GIVEN INSTRUCTION:
The listing below should be copied in full, word for word.

MATERIAL PROVIDED:

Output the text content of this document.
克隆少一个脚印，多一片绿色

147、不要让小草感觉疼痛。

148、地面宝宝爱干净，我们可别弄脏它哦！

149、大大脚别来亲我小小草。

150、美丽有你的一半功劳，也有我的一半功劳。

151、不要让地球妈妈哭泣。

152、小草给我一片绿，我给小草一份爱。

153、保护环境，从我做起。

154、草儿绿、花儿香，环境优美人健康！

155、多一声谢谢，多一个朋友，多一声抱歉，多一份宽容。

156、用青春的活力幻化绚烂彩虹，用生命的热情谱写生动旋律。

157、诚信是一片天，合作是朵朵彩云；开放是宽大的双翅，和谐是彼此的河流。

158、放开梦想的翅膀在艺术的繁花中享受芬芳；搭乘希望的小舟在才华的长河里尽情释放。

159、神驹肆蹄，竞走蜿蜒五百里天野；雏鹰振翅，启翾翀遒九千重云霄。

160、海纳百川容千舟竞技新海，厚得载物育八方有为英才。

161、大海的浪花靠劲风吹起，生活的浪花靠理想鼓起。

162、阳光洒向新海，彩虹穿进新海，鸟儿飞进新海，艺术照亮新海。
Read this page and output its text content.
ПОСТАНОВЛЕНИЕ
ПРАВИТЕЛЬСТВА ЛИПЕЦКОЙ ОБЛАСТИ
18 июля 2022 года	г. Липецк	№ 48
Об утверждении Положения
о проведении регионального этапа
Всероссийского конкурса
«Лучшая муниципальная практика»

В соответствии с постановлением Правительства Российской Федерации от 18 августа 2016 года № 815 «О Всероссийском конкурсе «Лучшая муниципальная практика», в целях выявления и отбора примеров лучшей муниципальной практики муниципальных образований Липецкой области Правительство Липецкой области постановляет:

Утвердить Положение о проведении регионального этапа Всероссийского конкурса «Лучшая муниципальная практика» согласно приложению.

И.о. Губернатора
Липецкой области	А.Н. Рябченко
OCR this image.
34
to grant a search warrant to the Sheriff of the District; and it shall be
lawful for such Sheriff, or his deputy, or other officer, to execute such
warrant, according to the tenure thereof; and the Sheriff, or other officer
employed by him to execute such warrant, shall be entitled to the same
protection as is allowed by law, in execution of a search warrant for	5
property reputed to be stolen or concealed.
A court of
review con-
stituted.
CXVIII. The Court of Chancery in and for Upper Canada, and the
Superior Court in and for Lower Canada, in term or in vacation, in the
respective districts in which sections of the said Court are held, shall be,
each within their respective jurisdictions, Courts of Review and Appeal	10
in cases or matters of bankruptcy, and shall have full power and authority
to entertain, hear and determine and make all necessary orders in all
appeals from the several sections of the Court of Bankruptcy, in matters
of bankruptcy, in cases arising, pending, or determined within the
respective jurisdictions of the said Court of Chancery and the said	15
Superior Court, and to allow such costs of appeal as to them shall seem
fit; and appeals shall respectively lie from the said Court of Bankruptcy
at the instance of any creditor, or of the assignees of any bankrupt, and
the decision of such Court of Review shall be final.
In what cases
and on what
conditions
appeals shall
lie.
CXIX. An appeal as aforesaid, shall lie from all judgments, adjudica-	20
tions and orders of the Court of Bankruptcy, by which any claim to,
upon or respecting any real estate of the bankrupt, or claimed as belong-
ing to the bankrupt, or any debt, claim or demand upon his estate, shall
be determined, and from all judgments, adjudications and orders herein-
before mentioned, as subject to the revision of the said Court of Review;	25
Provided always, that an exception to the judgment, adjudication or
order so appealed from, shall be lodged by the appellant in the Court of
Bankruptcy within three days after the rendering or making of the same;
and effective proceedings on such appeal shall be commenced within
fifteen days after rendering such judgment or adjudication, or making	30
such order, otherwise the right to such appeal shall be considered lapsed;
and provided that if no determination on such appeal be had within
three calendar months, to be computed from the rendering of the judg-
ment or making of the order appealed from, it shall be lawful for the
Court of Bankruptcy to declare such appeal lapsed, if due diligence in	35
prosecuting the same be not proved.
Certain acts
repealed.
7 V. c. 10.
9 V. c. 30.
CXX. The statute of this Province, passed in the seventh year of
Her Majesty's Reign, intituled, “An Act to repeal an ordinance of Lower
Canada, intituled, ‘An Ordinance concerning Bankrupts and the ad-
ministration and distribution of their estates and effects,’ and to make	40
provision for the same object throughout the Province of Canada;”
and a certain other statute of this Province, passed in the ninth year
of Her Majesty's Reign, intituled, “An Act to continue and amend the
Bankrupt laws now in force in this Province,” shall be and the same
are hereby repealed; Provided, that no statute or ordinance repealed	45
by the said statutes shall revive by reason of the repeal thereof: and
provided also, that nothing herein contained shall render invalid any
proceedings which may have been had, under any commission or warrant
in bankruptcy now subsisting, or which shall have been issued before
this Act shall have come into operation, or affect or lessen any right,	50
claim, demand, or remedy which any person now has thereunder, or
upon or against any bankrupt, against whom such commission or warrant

FINISHED EXERCISE:
Output the text content of this document.
克隆少一个脚印，多一片绿色

147、不要让小草感觉疼痛。

148、地面宝宝爱干净，我们可别弄脏它哦！

149、大大脚别来亲我小小草。

150、美丽有你的一半功劳，也有我的一半功劳。

151、不要让地球妈妈哭泣。

152、小草给我一片绿，我给小草一份爱。

153、保护环境，从我做起。

154、草儿绿、花儿香，环境优美人健康！

155、多一声谢谢，多一个朋友，多一声抱歉，多一份宽容。

156、用青春的活力幻化绚烂彩虹，用生命的热情谱写生动旋律。

157、诚信是一片天，合作是朵朵彩云；开放是宽大的双翅，和谐是彼此的河流。

158、放开梦想的翅膀在艺术的繁花中享受芬芳；搭乘希望的小舟在才华的长河里尽情释放。

159、神驹肆蹄，竞走蜿蜒五百里天野；雏鹰振翅，启翾翀遒九千重云霄。

160、海纳百川容千舟竞技新海，厚得载物育八方有为英才。

161、大海的浪花靠劲风吹起，生活的浪花靠理想鼓起。

162、阳光洒向新海，彩虹穿进新海，鸟儿飞进新海，艺术照亮新海。
Read this page and output its text content.
ПОСТАНОВЛЕНИЕ
ПРАВИТЕЛЬСТВА ЛИПЕЦКОЙ ОБЛАСТИ
18 июля 2022 года	г. Липецк	№ 48
Об утверждении Положения
о проведении регионального этапа
Всероссийского конкурса
«Лучшая муниципальная практика»

В соответствии с постановлением Правительства Российской Федерации от 18 августа 2016 года № 815 «О Всероссийском конкурсе «Лучшая муниципальная практика», в целях выявления и отбора примеров лучшей муниципальной практики муниципальных образований Липецкой области Правительство Липецкой области постановляет:

Утвердить Положение о проведении регионального этапа Всероссийского конкурса «Лучшая муниципальная практика» согласно приложению.

И.о. Губернатора
Липецкой области	А.Н. Рябченко
OCR this image.
34
to grant a search warrant to the Sheriff of the District; and it shall be
lawful for such Sheriff, or his deputy, or other officer, to execute such
warrant, according to the tenure thereof; and the Sheriff, or other officer
employed by him to execute such warrant, shall be entitled to the same
protection as is allowed by law, in execution of a search warrant for	5
property reputed to be stolen or concealed.
A court of
review con-
stituted.
CXVIII. The Court of Chancery in and for Upper Canada, and the
Superior Court in and for Lower Canada, in term or in vacation, in the
respective districts in which sections of the said Court are held, shall be,
each within their respective jurisdictions, Courts of Review and Appeal	10
in cases or matters of bankruptcy, and shall have full power and authority
to entertain, hear and determine and make all necessary orders in all
appeals from the several sections of the Court of Bankruptcy, in matters
of bankruptcy, in cases arising, pending, or determined within the
respective jurisdictions of the said Court of Chancery and the said	15
Superior Court, and to allow such costs of appeal as to them shall seem
fit; and appeals shall respectively lie from the said Court of Bankruptcy
at the instance of any creditor, or of the assignees of any bankrupt, and
the decision of such Court of Review shall be final.
In what cases
and on what
conditions
appeals shall
lie.
CXIX. An appeal as aforesaid, shall lie from all judgments, adjudica-	20
tions and orders of the Court of Bankruptcy, by which any claim to,
upon or respecting any real estate of the bankrupt, or claimed as belong-
ing to the bankrupt, or any debt, claim or demand upon his estate, shall
be determined, and from all judgments, adjudications and orders herein-
before mentioned, as subject to the revision of the said Court of Review;	25
Provided always, that an exception to the judgment, adjudication or
order so appealed from, shall be lodged by the appellant in the Court of
Bankruptcy within three days after the rendering or making of the same;
and effective proceedings on such appeal shall be commenced within
fifteen days after rendering such judgment or adjudication, or making	30
such order, otherwise the right to such appeal shall be considered lapsed;
and provided that if no determination on such appeal be had within
three calendar months, to be computed from the rendering of the judg-
ment or making of the order appealed from, it shall be lawful for the
Court of Bankruptcy to declare such appeal lapsed, if due diligence in	35
prosecuting the same be not proved.
Certain acts
repealed.
7 V. c. 10.
9 V. c. 30.
CXX. The statute of this Province, passed in the seventh year of
Her Majesty's Reign, intituled, “An Act to repeal an ordinance of Lower
Canada, intituled, ‘An Ordinance concerning Bankrupts and the ad-
ministration and distribution of their estates and effects,’ and to make	40
provision for the same object throughout the Province of Canada;”
and a certain other statute of this Province, passed in the ninth year
of Her Majesty's Reign, intituled, “An Act to continue and amend the
Bankrupt laws now in force in this Province,” shall be and the same
are hereby repealed; Provided, that no statute or ordinance repealed	45
by the said statutes shall revive by reason of the repeal thereof: and
provided also, that nothing herein contained shall render invalid any
proceedings which may have been had, under any commission or warrant
in bankruptcy now subsisting, or which shall have been issued before
this Act shall have come into operation, or affect or lessen any right,	50
claim, demand, or remedy which any person now has thereunder, or
upon or against any bankrupt, against whom such commission or warrant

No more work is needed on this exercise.